═══ ITEMS
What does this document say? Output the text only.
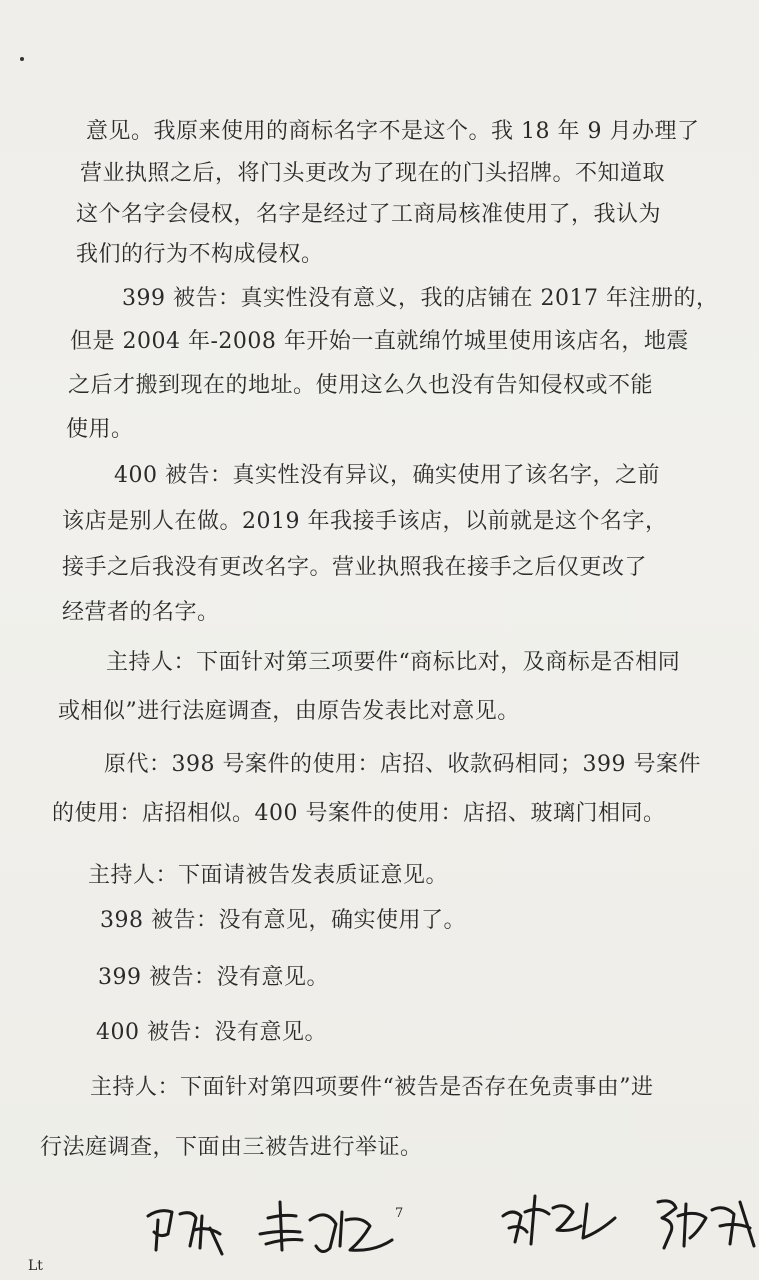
意见。我原来使用的商标名字不是这个。我 18 年 9 月办理了
营业执照之后，将门头更改为了现在的门头招牌。不知道取
这个名字会侵权，名字是经过了工商局核准使用了，我认为
我们的行为不构成侵权。
399 被告：真实性没有意义，我的店铺在 2017 年注册的，
但是 2004 年-2008 年开始一直就绵竹城里使用该店名，地震
之后才搬到现在的地址。使用这么久也没有告知侵权或不能
使用。
400 被告：真实性没有异议，确实使用了该名字，之前
该店是别人在做。2019 年我接手该店，以前就是这个名字，
接手之后我没有更改名字。营业执照我在接手之后仅更改了
经营者的名字。
主持人：下面针对第三项要件“商标比对，及商标是否相同
或相似”进行法庭调查，由原告发表比对意见。
原代：398 号案件的使用：店招、收款码相同；399 号案件
的使用：店招相似。400 号案件的使用：店招、玻璃门相同。
主持人：下面请被告发表质证意见。
398 被告：没有意见，确实使用了。
399 被告：没有意见。
400 被告：没有意见。
主持人：下面针对第四项要件“被告是否存在免责事由”进
行法庭调查，下面由三被告进行举证。
7
Lt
══════
→ TASK TO COMPLETE: Your copy of the data above should match it exactly, except that pictures are left out.

→ EXERCISE RESULT:
What does this document say? Output the text only.
意见。我原来使用的商标名字不是这个。我 18 年 9 月办理了
营业执照之后，将门头更改为了现在的门头招牌。不知道取
这个名字会侵权，名字是经过了工商局核准使用了，我认为
我们的行为不构成侵权。
399 被告：真实性没有意义，我的店铺在 2017 年注册的，
但是 2004 年-2008 年开始一直就绵竹城里使用该店名，地震
之后才搬到现在的地址。使用这么久也没有告知侵权或不能
使用。
400 被告：真实性没有异议，确实使用了该名字，之前
该店是别人在做。2019 年我接手该店，以前就是这个名字，
接手之后我没有更改名字。营业执照我在接手之后仅更改了
经营者的名字。
主持人：下面针对第三项要件“商标比对，及商标是否相同
或相似”进行法庭调查，由原告发表比对意见。
原代：398 号案件的使用：店招、收款码相同；399 号案件
的使用：店招相似。400 号案件的使用：店招、玻璃门相同。
主持人：下面请被告发表质证意见。
398 被告：没有意见，确实使用了。
399 被告：没有意见。
400 被告：没有意见。
主持人：下面针对第四项要件“被告是否存在免责事由”进
行法庭调查，下面由三被告进行举证。
7
Lt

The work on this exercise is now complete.